**WRITTEN PROBLEM:** Return a copy of every line in the records that includes the word "frac".

▼▼▼

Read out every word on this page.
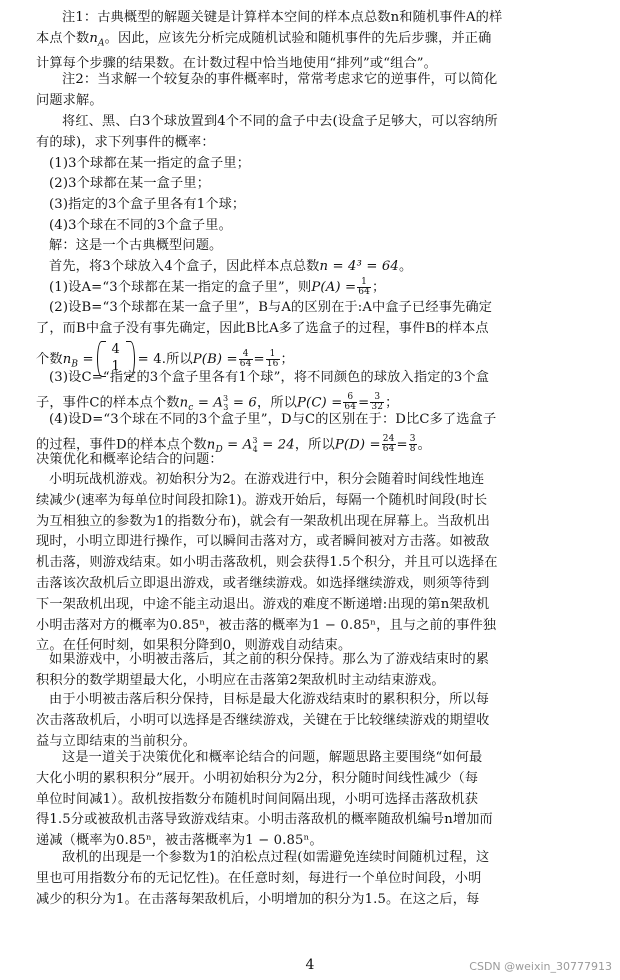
注1：古典概型的解题关键是计算样本空间的样本点总数n和随机事件A的样
本点个数$n_A$。因此，应该先分析完成随机试验和随机事件的先后步骤，并正确
计算每个步骤的结果数。在计数过程中恰当地使用“排列”或“组合”。
注2：当求解一个较复杂的事件概率时，常常考虑求它的逆事件，可以简化
问题求解。
将红、黑、白3个球放置到4个不同的盒子中去(设盒子足够大，可以容纳所
有的球)，求下列事件的概率：
(1)3个球都在某一指定的盒子里；
(2)3个球都在某一盒子里；
(3)指定的3个盒子里各有1个球；
(4)3个球在不同的3个盒子里。
解：这是一个古典概型问题。
首先，将3个球放入4个盒子，因此样本点总数n = 4³ = 64。
(1)设A=“3个球都在某一指定的盒子里”，则$P(A) = \frac{1}{64}$ ；
(2)设B=“3个球都在某一盒子里”，B与A的区别在于:A中盒子已经事先确定
了，而B中盒子没有事先确定，因此B比A多了选盒子的过程，事件B的样本点
个数$n_B$ =
4
1	= 4.所以$P(B) = \frac{4}{64} = \frac{1}{16}$ ；
(3)设C=“指定的3个盒子里各有1个球”，将不同颜色的球放入指定的3个盒
子，事件C的样本点个数$n_c = A^3_3 = 6$，所以$P(C) = \frac{6}{64} = \frac{3}{32}$ ；
(4)设D=“3个球在不同的3个盒子里”，D与C的区别在于：D比C多了选盒子
的过程，事件D的样本点个数$n_D = A^3_4 = 24$，所以$P(D) = \frac{24}{64} = \frac{3}{8}$ 。
决策优化和概率论结合的问题：
小明玩战机游戏。初始积分为2。在游戏进行中，积分会随着时间线性地连
续减少(速率为每单位时间段扣除1)。游戏开始后，每隔一个随机时间段(时长
为互相独立的参数为1的指数分布)，就会有一架敌机出现在屏幕上。当敌机出
现时，小明立即进行操作，可以瞬间击落对方，或者瞬间被对方击落。如被敌
机击落，则游戏结束。如小明击落敌机，则会获得1.5个积分，并且可以选择在
击落该次敌机后立即退出游戏，或者继续游戏。如选择继续游戏，则须等待到
下一架敌机出现，中途不能主动退出。游戏的难度不断递增:出现的第n架敌机
小明击落对方的概率为0.85ⁿ，被击落的概率为1 − 0.85ⁿ，且与之前的事件独
立。在任何时刻，如果积分降到0，则游戏自动结束。
如果游戏中，小明被击落后，其之前的积分保持。那么为了游戏结束时的累
积积分的数学期望最大化，小明应在击落第2架敌机时主动结束游戏。
由于小明被击落后积分保持，目标是最大化游戏结束时的累积积分，所以每
次击落敌机后，小明可以选择是否继续游戏，关键在于比较继续游戏的期望收
益与立即结束的当前积分。
这是一道关于决策优化和概率论结合的问题，解题思路主要围绕“如何最
大化小明的累积积分”展开。小明初始积分为2分，积分随时间线性减少（每
单位时间减1）。敌机按指数分布随机时间间隔出现，小明可选择击落敌机获
得1.5分或被敌机击落导致游戏结束。小明击落敌机的概率随敌机编号n增加而
递减（概率为0.85ⁿ，被击落概率为1 − 0.85ⁿ。
敌机的出现是一个参数为1的泊松点过程(如需避免连续时间随机过程，这
里也可用指数分布的无记忆性)。在任意时刻，每进行一个单位时间段，小明
减少的积分为1。在击落每架敌机后，小明增加的积分为1.5。在这之后，每
4	CSDN @weixin_30777913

▲▲▲

**RESULT OF THIS EXERCISE:**
(1)设A=“3个球都在某一指定的盒子里”，则$P(A) = \frac{1}{64}$ ；
1	= 4.所以$P(B) = \frac{4}{64} = \frac{1}{16}$ ；
子，事件C的样本点个数$n_c = A^3_3 = 6$，所以$P(C) = \frac{6}{64} = \frac{3}{32}$ ；
的过程，事件D的样本点个数$n_D = A^3_4 = 24$，所以$P(D) = \frac{24}{64} = \frac{3}{8}$ 。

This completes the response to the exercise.